Set exercise:
Return each line below that contains the string "H₂CO", copied in full.

:: Data for processing

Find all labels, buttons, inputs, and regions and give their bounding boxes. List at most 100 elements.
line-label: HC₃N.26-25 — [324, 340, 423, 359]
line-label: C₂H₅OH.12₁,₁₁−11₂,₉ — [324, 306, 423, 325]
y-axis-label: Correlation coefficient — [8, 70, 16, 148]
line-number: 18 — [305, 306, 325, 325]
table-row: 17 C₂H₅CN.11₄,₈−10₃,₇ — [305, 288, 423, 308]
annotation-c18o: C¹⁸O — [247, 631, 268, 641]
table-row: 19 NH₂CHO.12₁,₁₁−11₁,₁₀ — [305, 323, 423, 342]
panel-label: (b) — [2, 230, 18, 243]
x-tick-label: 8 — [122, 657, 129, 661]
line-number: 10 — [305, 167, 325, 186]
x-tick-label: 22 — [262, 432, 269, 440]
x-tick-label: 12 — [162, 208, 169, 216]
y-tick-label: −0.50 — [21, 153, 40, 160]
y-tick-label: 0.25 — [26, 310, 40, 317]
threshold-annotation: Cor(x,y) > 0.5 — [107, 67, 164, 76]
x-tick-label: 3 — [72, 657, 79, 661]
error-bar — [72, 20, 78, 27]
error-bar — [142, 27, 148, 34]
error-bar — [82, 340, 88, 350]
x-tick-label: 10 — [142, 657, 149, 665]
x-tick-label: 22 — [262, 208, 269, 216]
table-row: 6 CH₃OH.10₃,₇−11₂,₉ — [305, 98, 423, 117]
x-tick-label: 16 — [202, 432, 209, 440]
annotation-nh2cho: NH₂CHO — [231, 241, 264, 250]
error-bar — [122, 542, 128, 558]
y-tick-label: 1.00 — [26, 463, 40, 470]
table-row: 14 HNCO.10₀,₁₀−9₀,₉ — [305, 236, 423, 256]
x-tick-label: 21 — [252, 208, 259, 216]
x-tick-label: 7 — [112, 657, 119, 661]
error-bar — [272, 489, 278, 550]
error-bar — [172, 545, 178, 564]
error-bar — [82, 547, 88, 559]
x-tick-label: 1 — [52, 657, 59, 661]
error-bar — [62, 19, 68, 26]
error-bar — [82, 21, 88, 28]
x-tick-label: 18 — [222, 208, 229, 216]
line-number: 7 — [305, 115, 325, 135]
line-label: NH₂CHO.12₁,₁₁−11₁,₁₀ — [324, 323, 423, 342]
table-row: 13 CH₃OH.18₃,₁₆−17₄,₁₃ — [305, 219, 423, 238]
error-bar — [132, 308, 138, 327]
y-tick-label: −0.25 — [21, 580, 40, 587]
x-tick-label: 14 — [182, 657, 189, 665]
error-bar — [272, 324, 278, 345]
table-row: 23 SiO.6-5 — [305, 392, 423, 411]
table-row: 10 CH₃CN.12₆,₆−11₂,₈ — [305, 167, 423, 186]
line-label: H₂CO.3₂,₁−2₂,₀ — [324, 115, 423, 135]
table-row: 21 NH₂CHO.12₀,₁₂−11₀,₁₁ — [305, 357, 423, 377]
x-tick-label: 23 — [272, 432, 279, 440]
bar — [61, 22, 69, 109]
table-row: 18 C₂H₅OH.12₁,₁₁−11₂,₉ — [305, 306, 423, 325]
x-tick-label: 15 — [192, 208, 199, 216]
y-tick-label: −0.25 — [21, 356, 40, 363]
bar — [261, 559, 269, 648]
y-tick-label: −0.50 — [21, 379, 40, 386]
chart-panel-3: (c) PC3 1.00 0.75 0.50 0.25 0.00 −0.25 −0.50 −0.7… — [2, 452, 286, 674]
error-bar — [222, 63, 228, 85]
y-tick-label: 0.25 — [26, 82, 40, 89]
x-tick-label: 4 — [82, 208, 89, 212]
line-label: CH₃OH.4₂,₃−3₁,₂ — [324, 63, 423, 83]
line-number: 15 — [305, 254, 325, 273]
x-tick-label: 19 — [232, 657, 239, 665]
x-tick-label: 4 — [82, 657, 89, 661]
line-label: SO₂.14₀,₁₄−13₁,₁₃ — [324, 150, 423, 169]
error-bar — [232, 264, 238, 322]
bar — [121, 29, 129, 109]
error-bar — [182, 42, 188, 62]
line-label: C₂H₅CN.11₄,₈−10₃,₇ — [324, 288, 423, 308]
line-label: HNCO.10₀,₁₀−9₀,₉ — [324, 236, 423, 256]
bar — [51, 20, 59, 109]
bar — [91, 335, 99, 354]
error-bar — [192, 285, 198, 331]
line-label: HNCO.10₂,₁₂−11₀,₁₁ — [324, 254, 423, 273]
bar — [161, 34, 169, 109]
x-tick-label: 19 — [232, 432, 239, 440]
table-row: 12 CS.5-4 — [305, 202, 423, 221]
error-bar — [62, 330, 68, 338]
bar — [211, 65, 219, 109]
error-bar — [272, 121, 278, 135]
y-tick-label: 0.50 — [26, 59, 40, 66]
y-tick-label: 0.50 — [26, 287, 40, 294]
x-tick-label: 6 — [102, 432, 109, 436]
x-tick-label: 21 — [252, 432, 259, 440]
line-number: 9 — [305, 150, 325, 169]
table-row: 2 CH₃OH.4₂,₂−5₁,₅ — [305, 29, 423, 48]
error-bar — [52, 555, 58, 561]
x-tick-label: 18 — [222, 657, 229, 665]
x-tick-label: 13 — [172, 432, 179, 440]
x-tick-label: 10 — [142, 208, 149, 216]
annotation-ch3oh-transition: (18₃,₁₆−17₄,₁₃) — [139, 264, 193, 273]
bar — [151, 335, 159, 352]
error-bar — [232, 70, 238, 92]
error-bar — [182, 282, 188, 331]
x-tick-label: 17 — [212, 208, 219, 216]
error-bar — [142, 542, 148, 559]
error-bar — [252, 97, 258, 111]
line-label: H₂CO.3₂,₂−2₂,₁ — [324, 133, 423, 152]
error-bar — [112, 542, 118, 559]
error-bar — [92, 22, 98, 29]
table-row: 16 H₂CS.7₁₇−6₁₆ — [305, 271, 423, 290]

::::

The reply:
line-label: H₂CO.3₂,₁−2₂,₀ — [324, 115, 423, 135]
line-label: H₂CO.3₂,₂−2₂,₁ — [324, 133, 423, 152]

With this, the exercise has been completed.